> EXERCISE DIRECTIONS
Work out how many lines of the listing hold the string "Wednesday", then answer with that number and nothing else.

━━━━━━━━━━

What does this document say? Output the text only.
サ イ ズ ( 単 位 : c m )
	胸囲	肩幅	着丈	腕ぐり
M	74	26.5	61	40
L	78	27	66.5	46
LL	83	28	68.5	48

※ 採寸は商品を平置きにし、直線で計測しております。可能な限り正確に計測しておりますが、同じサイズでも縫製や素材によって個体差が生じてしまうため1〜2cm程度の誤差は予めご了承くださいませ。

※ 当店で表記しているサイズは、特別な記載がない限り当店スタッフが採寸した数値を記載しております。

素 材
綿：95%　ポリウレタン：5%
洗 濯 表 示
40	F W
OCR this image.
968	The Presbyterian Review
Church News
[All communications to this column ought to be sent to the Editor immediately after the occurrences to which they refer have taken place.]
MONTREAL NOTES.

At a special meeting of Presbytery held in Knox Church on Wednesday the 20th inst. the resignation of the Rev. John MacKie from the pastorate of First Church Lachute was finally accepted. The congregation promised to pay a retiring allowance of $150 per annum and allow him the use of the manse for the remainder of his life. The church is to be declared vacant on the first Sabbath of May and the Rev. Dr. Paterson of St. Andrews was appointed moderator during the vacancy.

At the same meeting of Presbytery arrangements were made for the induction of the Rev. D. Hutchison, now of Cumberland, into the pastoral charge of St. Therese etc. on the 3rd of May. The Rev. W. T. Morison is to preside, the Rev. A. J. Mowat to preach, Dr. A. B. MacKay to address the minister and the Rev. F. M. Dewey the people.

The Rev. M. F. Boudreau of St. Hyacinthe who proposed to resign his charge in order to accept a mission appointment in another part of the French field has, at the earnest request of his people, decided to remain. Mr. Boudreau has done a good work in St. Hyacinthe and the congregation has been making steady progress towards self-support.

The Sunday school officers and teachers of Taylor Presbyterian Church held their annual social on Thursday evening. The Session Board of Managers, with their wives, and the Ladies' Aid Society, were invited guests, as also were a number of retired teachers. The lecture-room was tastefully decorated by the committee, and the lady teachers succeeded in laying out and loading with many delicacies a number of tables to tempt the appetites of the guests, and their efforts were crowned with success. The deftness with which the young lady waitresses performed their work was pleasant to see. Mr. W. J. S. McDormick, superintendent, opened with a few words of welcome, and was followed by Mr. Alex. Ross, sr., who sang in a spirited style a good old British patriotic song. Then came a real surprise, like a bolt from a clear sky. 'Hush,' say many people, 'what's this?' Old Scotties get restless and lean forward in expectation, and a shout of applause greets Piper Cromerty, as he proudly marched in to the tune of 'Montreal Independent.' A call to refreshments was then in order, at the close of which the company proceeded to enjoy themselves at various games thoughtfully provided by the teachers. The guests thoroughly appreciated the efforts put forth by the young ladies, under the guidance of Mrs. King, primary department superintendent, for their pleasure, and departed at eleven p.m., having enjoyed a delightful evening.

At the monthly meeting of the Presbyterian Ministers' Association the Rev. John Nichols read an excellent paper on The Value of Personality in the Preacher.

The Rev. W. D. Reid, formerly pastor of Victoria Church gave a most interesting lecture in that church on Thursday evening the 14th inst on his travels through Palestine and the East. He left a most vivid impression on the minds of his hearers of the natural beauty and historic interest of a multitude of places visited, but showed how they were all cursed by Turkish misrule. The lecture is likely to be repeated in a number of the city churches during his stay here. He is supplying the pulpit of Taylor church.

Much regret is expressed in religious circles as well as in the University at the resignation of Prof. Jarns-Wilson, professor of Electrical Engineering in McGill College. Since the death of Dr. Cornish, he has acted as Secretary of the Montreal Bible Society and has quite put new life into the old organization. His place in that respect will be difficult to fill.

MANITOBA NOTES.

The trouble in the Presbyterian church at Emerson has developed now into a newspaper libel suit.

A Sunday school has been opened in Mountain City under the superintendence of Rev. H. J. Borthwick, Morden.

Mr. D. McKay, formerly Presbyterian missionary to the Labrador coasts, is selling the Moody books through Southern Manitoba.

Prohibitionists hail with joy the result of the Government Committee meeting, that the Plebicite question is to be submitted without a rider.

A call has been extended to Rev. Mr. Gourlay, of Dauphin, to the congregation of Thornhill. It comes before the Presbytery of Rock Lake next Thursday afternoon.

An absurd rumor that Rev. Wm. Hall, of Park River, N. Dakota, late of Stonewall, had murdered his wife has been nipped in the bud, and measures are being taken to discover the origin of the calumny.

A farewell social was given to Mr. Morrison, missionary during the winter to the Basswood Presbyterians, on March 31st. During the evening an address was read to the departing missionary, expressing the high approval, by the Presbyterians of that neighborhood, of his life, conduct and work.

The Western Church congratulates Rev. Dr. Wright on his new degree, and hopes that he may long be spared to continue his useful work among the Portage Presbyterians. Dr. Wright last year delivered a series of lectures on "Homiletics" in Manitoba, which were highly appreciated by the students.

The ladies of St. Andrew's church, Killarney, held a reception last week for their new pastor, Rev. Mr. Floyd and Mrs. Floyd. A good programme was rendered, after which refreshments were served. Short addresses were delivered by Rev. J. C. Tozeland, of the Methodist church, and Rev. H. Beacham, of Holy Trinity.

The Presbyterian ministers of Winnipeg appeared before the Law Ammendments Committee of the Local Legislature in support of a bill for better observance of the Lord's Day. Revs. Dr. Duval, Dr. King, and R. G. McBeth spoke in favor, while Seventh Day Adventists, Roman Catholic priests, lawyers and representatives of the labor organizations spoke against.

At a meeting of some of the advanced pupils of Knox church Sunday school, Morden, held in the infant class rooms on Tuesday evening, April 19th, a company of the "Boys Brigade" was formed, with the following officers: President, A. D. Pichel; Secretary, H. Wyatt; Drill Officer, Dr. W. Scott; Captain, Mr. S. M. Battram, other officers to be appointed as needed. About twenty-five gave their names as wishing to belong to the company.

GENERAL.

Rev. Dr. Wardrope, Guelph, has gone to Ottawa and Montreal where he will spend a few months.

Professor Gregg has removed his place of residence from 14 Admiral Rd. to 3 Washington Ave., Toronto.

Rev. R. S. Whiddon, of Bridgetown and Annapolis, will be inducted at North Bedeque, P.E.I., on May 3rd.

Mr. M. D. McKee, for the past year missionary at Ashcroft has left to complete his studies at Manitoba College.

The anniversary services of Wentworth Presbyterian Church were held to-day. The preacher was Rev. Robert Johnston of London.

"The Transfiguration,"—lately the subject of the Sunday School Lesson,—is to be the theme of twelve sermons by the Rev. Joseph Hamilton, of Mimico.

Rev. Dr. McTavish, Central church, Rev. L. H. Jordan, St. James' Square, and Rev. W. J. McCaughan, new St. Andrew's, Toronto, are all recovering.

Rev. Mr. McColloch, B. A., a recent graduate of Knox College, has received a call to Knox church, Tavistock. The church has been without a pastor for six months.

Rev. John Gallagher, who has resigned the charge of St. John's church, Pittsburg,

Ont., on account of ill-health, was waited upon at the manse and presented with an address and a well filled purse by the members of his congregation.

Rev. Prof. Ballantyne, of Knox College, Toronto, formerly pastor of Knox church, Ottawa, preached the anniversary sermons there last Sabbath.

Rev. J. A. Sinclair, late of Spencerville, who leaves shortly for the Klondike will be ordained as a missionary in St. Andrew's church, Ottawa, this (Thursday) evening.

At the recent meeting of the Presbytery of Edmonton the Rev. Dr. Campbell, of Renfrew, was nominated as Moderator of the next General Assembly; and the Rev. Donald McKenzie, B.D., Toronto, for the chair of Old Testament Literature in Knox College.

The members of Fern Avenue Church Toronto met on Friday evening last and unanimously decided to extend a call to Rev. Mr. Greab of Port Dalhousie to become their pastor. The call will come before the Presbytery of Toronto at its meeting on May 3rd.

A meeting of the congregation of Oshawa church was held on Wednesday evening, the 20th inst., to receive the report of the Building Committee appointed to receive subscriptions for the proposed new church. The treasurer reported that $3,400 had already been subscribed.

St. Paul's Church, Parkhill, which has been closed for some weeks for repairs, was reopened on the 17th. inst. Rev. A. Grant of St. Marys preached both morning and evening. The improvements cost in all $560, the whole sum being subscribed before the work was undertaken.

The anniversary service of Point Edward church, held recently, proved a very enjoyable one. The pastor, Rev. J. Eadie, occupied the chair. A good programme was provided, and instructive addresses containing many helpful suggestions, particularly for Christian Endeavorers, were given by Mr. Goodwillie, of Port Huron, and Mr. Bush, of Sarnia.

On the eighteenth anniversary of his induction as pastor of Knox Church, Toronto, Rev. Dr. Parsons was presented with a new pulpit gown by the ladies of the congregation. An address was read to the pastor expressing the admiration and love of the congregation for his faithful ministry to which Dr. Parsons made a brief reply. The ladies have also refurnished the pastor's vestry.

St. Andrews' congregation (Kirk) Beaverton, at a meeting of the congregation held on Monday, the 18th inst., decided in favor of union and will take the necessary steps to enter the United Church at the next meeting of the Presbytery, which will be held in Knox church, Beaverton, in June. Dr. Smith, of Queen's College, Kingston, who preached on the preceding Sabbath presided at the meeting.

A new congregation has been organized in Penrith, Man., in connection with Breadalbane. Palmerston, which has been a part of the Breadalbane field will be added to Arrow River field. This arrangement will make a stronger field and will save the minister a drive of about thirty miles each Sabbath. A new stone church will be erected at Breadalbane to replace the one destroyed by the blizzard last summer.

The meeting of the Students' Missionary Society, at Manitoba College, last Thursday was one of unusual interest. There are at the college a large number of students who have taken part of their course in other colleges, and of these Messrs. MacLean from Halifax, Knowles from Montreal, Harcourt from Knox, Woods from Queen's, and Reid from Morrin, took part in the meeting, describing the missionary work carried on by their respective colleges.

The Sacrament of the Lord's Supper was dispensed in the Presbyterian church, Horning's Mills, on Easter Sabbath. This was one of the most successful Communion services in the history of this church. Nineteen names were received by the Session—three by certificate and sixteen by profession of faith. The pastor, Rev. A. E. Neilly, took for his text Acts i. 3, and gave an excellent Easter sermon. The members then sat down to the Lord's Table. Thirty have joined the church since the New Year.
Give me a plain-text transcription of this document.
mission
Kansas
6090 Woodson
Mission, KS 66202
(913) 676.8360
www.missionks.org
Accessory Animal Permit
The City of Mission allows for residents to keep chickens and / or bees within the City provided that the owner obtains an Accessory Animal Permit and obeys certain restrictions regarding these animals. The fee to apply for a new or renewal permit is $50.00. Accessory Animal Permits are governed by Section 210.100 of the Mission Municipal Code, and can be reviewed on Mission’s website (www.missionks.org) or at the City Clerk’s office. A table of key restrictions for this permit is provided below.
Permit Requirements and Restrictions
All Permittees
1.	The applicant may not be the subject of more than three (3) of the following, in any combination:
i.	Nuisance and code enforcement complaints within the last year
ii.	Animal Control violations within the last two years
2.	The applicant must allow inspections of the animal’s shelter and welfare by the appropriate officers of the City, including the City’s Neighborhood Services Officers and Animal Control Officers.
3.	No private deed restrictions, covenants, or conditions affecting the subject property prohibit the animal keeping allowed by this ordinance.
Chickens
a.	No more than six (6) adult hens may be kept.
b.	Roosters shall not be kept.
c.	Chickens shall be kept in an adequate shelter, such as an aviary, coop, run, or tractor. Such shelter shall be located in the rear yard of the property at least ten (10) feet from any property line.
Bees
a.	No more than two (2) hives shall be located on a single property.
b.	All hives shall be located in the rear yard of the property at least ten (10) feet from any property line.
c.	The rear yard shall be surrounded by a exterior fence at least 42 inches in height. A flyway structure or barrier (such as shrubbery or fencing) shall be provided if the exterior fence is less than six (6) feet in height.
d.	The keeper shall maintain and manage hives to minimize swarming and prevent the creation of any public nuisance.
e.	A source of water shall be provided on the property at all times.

━━━━━━━━━━

> RESPONSE
2